**Stated exercise**: In the data below, find each line containing the string "swap" and return it.

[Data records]

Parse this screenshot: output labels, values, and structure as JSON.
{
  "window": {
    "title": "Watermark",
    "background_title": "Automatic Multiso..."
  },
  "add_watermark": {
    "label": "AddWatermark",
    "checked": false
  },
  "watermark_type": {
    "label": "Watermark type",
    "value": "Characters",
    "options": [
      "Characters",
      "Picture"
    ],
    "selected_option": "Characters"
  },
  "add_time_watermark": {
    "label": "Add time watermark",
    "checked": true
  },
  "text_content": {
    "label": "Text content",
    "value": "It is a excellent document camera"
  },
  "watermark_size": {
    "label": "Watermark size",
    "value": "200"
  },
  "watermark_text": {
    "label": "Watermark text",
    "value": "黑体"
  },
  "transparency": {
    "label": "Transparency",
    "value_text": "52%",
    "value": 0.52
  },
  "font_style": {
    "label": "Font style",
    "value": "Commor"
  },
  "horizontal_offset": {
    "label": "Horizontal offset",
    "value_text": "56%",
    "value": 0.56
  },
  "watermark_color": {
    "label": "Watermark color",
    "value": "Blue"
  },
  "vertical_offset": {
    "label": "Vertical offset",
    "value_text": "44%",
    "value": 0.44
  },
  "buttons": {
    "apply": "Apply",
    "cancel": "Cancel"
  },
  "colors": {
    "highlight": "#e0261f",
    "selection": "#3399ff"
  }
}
--
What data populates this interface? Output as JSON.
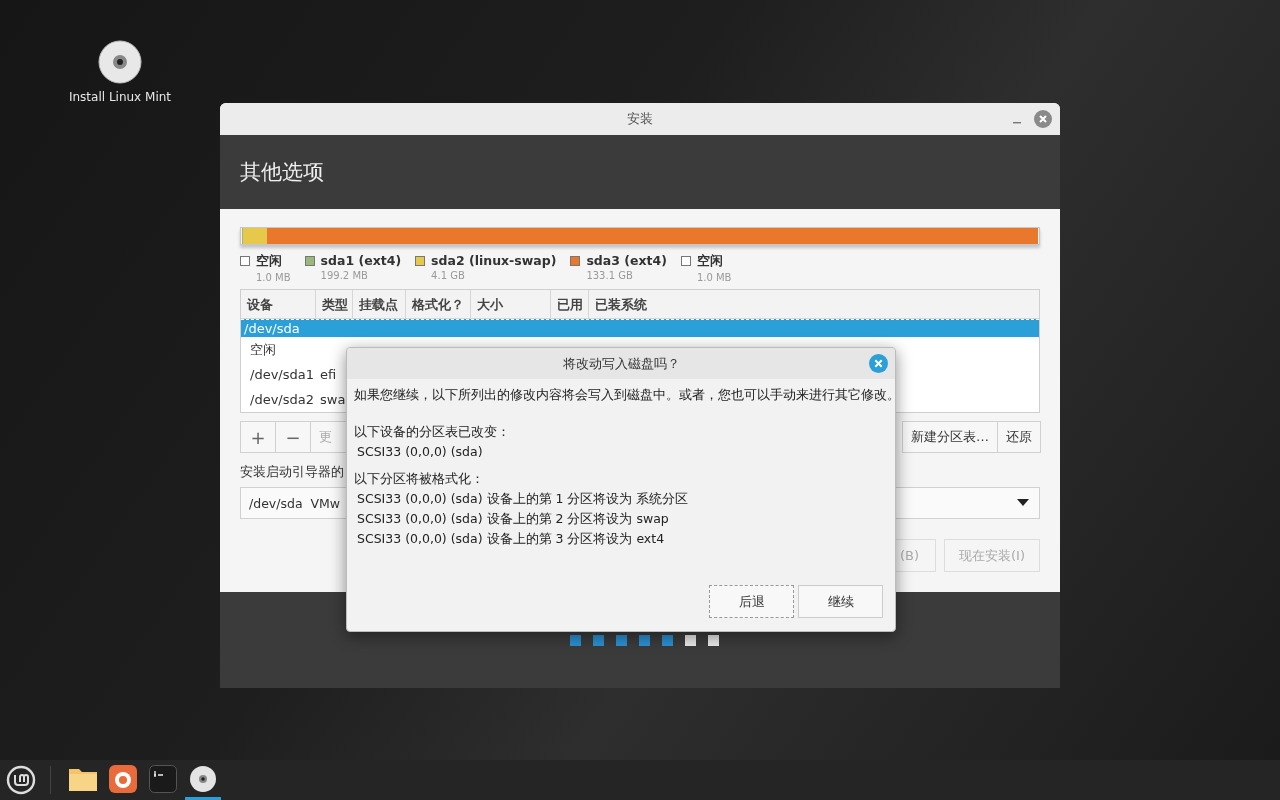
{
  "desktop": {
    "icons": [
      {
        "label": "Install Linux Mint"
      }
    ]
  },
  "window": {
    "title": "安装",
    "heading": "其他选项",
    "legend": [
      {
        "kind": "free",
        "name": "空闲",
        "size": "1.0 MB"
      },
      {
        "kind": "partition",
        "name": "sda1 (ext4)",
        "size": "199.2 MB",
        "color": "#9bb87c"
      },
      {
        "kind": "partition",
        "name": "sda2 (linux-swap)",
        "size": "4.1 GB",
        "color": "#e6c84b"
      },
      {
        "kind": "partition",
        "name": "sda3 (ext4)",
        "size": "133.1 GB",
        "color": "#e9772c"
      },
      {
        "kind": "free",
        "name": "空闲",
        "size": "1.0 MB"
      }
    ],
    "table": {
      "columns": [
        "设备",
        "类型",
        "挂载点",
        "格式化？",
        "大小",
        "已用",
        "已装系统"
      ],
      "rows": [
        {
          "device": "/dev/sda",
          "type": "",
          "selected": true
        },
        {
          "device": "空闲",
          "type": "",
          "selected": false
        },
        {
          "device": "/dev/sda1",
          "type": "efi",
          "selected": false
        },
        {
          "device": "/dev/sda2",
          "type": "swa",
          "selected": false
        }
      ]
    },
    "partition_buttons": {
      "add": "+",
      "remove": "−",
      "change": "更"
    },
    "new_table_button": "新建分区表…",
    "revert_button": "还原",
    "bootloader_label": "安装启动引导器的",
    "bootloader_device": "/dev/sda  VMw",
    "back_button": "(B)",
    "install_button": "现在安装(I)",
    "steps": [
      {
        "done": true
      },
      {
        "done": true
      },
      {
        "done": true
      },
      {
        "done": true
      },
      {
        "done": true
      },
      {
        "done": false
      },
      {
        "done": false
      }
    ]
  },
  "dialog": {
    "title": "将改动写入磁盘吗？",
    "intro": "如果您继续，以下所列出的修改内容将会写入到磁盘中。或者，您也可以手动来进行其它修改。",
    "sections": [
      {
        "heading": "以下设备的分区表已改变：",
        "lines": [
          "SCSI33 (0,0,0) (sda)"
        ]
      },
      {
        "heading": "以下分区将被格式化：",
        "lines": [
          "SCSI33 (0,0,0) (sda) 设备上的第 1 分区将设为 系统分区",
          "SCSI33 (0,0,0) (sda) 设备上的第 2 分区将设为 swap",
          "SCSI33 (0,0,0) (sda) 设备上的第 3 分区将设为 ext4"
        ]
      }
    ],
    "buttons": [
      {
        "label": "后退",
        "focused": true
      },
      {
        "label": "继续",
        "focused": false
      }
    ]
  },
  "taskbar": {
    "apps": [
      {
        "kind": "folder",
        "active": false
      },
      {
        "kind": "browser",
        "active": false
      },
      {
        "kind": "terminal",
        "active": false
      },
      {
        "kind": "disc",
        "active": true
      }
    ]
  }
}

**Result of the task**:
        "name": "sda2 (linux-swap)",
          "SCSI33 (0,0,0) (sda) 设备上的第 2 分区将设为 swap",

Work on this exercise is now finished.